Material provided:
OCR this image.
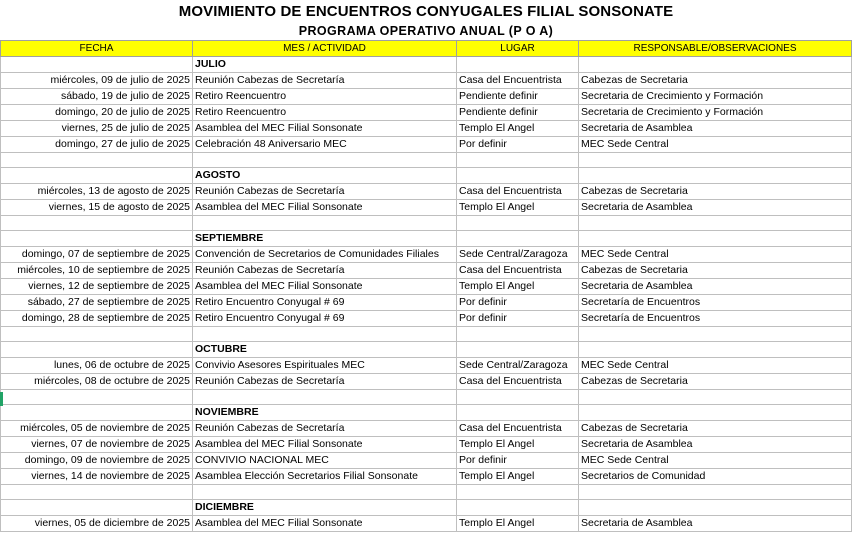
MOVIMIENTO DE ENCUENTROS CONYUGALES FILIAL SONSONATE
PROGRAMA OPERATIVO ANUAL (P O A)
FECHA	MES / ACTIVIDAD	LUGAR	RESPONSABLE/OBSERVACIONES
	JULIO		
miércoles, 09 de julio de 2025	Reunión Cabezas de Secretaría	Casa del Encuentrista	Cabezas de Secretaria
sábado, 19 de julio de 2025	Retiro Reencuentro	Pendiente definir	Secretaria de Crecimiento y Formación
domingo, 20 de julio de 2025	Retiro Reencuentro	Pendiente definir	Secretaria de Crecimiento y Formación
viernes, 25 de julio de 2025	Asamblea del MEC Filial Sonsonate	Templo El Angel	Secretaria de Asamblea
domingo, 27 de julio de 2025	Celebración 48 Aniversario MEC	Por definir	MEC Sede Central

	AGOSTO		
miércoles, 13 de agosto de 2025	Reunión Cabezas de Secretaría	Casa del Encuentrista	Cabezas de Secretaria
viernes, 15 de agosto de 2025	Asamblea del MEC Filial Sonsonate	Templo El Angel	Secretaria de Asamblea

	SEPTIEMBRE		
domingo, 07 de septiembre de 2025	Convención de Secretarios de Comunidades Filiales	Sede Central/Zaragoza	MEC Sede Central
miércoles, 10 de septiembre de 2025	Reunión Cabezas de Secretaría	Casa del Encuentrista	Cabezas de Secretaria
viernes, 12 de septiembre de 2025	Asamblea del MEC Filial Sonsonate	Templo El Angel	Secretaria de Asamblea
sábado, 27 de septiembre de 2025	Retiro Encuentro Conyugal # 69	Por definir	Secretaría de Encuentros
domingo, 28 de septiembre de 2025	Retiro Encuentro Conyugal # 69	Por definir	Secretaría de Encuentros

	OCTUBRE		
lunes, 06 de octubre de 2025	Convivio Asesores Espirituales MEC	Sede Central/Zaragoza	MEC Sede Central
miércoles, 08 de octubre de 2025	Reunión Cabezas de Secretaría	Casa del Encuentrista	Cabezas de Secretaria

	NOVIEMBRE		
miércoles, 05 de noviembre de 2025	Reunión Cabezas de Secretaría	Casa del Encuentrista	Cabezas de Secretaria
viernes, 07 de noviembre de 2025	Asamblea del MEC Filial Sonsonate	Templo El Angel	Secretaria de Asamblea
domingo, 09 de noviembre de 2025	CONVIVIO NACIONAL MEC	Por definir	MEC Sede Central
viernes, 14 de noviembre de 2025	Asamblea Elección Secretarios Filial Sonsonate	Templo El Angel	Secretarios de Comunidad

	DICIEMBRE		
viernes, 05 de diciembre de 2025	Asamblea del MEC Filial Sonsonate	Templo El Angel	Secretaria de Asamblea
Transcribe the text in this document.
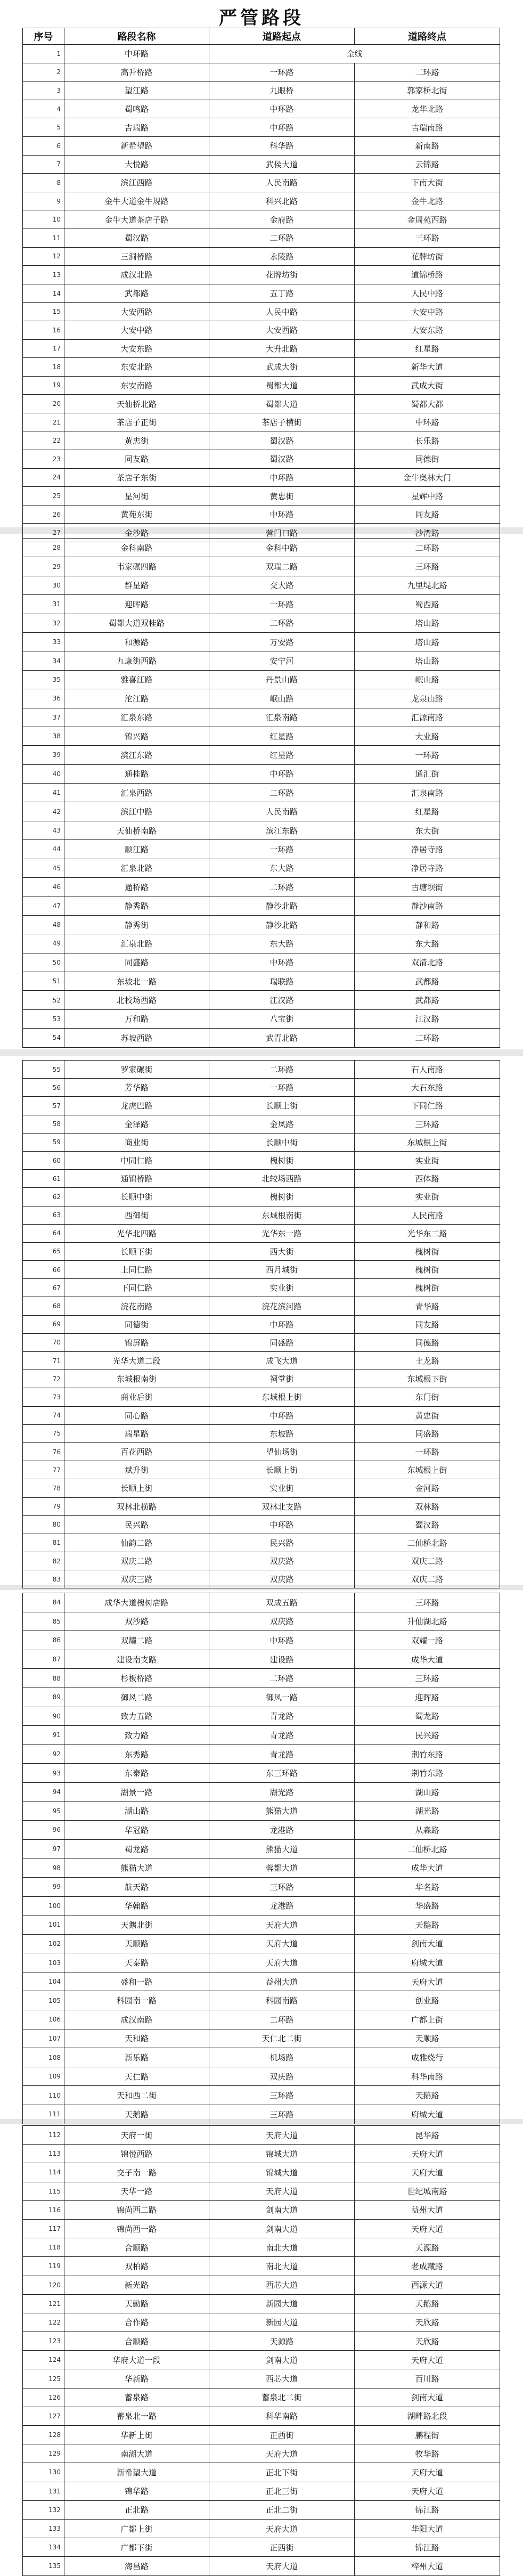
严管路段
序号	路段名称	道路起点	道路终点
1	中环路	全线	
2	高升桥路	一环路	二环路
3	望江路	九眼桥	郭家桥北街
4	蜀鸣路	中环路	龙华北路
5	吉瑞路	中环路	吉瑞南路
6	新希望路	科华路	新南路
7	大悦路	武侯大道	云锦路
8	滨江西路	人民南路	下南大街
9	金牛大道金牛规路	科兴北路	金牛北路
10	金牛大道茶店子路	金府路	金周苑西路
11	蜀汉路	二环路	三环路
12	三洞桥路	永陵路	花牌坊街
13	成汉北路	花牌坊街	道锦桥路
14	武都路	五丁路	人民中路
15	大安西路	人民中路	大安中路
16	大安中路	大安西路	大安东路
17	大安东路	大升北路	红星路
18	东安北路	武成大街	新华大道
19	东安南路	蜀都大道	武成大街
20	天仙桥北路	蜀都大道	蜀都大都
21	茶店子正街	茶店子横街	中环路
22	黄忠街	蜀汉路	长乐路
23	同友路	蜀汉路	同德街
24	茶店子东街	中环路	金牛奥林大门
25	星河街	黄忠街	星辉中路
26	黄苑东街	中环路	同友路
27	金沙路	营门口路	沙湾路
28	金科南路	金科中路	二环路
29	韦家碾四路	双瑞二路	三环路
30	群星路	交大路	九里堤北路
31	迎晖路	一环路	蜀西路
32	蜀都大道双桂路	二环路	塔山路
33	和源路	万安路	塔山路
34	九康街西路	安宁河	塔山路
35	雅喜江路	丹景山路	岷山路
36	沱江路	岷山路	龙泉山路
37	汇泉东路	汇泉南路	汇源南路
38	锦兴路	红星路	大业路
39	滨江东路	红星路	一环路
40	通桂路	中环路	通汇街
41	汇泉西路	二环路	汇泉南路
42	滨江中路	人民南路	红星路
43	天仙桥南路	滨江东路	东大街
44	顺江路	一环路	净居寺路
45	汇泉北路	东大路	净居寺路
46	通桥路	二环路	古塘坝街
47	静秀路	静沙北路	静沙南路
48	静秀街	静沙北路	静和路
49	汇泉北路	东大路	东大路
50	同盛路	中环路	双清北路
51	东坡北一路	瑞联路	武都路
52	北校场西路	江汉路	武都路
53	万和路	八宝街	江汉路
54	苏坡西路	武青北路	二环路
55	罗家碾街	二环路	石人南路
56	芳华路	一环路	大石东路
57	龙虎巴路	长顺上街	下同仁路
58	金泽路	金凤路	三环路
59	商业街	长顺中街	东城根上街
60	中同仁路	槐树街	实业街
61	通锦桥路	北较场西路	西体路
62	长顺中街	槐树街	实业街
63	西御街	东城根南街	人民南路
64	光华北四路	光华东一路	光华东二路
65	长顺下街	西大街	槐树街
66	上同仁路	西月城街	槐树街
67	下同仁路	实业街	槐树街
68	浣花南路	浣花滨河路	青华路
69	同德街	中环路	同友路
70	锦屏路	同盛路	同德路
71	光华大道二段	成飞大道	土龙路
72	东城根南街	祠堂街	东城根下街
73	商业后街	东城根上街	东门街
74	同心路	中环路	黄忠街
75	瑞星路	东坡路	同盛路
76	百花西路	望仙场街	一环路
77	斌升街	长顺上街	东城根上街
78	长顺上街	实业街	金河路
79	双林北横路	双林北支路	双林路
80	民兴路	中环路	蜀汉路
81	仙韵二路	民兴路	二仙桥北路
82	双庆二路	双庆路	双庆二路
83	双庆三路	双庆路	双庆二路
84	成华大道槐树店路	双成五路	三环路
85	双沙路	双庆路	升仙湖北路
86	双耀二路	中环路	双耀一路
87	建设南支路	建设路	成华大道
88	杉板桥路	二环路	三环路
89	御风二路	御风一路	迎晖路
90	致力五路	青龙路	蜀龙路
91	致力路	青龙路	民兴路
92	东秀路	青龙路	荆竹东路
93	东泰路	东三环路	荆竹东路
94	湖景一路	湖光路	湖山路
95	湖山路	熊猫大道	湖光路
96	华冠路	龙港路	从森路
97	蜀龙路	熊猫大道	二仙桥北路
98	熊猫大道	蓉都大道	成华大道
99	航天路	三环路	华名路
100	华翰路	龙港路	华盛路
101	天鹅北街	天府大道	天鹅路
102	天顺路	天府大道	剑南大道
103	天泰路	天府大道	府城大道
104	盛和一路	益州大道	天府大道
105	科园南一路	科园南路	创业路
106	成汉南路	二环路	广都上街
107	天和路	天仁北二街	天顺路
108	新乐路	机场路	成雅绕行
109	天仁路	双庆路	科华南路
110	天和西二街	三环路	天鹅路
111	天鹅路	三环路	府城大道
112	天府一街	天府大道	昆华路
113	锦悦西路	锦城大道	天府大道
114	交子南一路	锦城大道	天府大道
115	天华一路	天府大道	世纪城南路
116	锦尚西二路	剑南大道	益州大道
117	锦尚西一路	剑南大道	天府大道
118	合顺路	南北大道	天源路
119	双柏路	南北大道	老成藏路
120	新光路	西芯大道	西源大道
121	天勤路	新园大道	天鹅路
122	合作路	新园大道	天欣路
123	合顺路	天源路	天欣路
124	华府大道一段	剑南大道	天府大道
125	华新路	西芯大道	百川路
126	蓄泉路	蓄泉北二街	剑南大道
127	蓄泉北一路	科华南路	湖畔路北段
128	华新上街	正西街	鹏程街
129	南湖大道	天府大道	牧华路
130	新希望大道	正北下街	天府大道
131	锦华路	正北三街	天府大道
132	正北路	正北二街	锦江路
133	广都上街	天府大道	华阳大道
134	广都下街	正西街	锦江路
135	海昌路	天府大道	梓州大道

Objective: Which lines hold the word "Secretaría"? Copy every one of them.

Solution:
miércoles, 09 de julio de 2025	Reunión Cabezas de Secretaría	Casa del Encuentrista	Cabezas de Secretaria
miércoles, 13 de agosto de 2025	Reunión Cabezas de Secretaría	Casa del Encuentrista	Cabezas de Secretaria
miércoles, 10 de septiembre de 2025	Reunión Cabezas de Secretaría	Casa del Encuentrista	Cabezas de Secretaria
sábado, 27 de septiembre de 2025	Retiro Encuentro Conyugal # 69	Por definir	Secretaría de Encuentros
domingo, 28 de septiembre de 2025	Retiro Encuentro Conyugal # 69	Por definir	Secretaría de Encuentros
miércoles, 08 de octubre de 2025	Reunión Cabezas de Secretaría	Casa del Encuentrista	Cabezas de Secretaria
miércoles, 05 de noviembre de 2025	Reunión Cabezas de Secretaría	Casa del Encuentrista	Cabezas de Secretaria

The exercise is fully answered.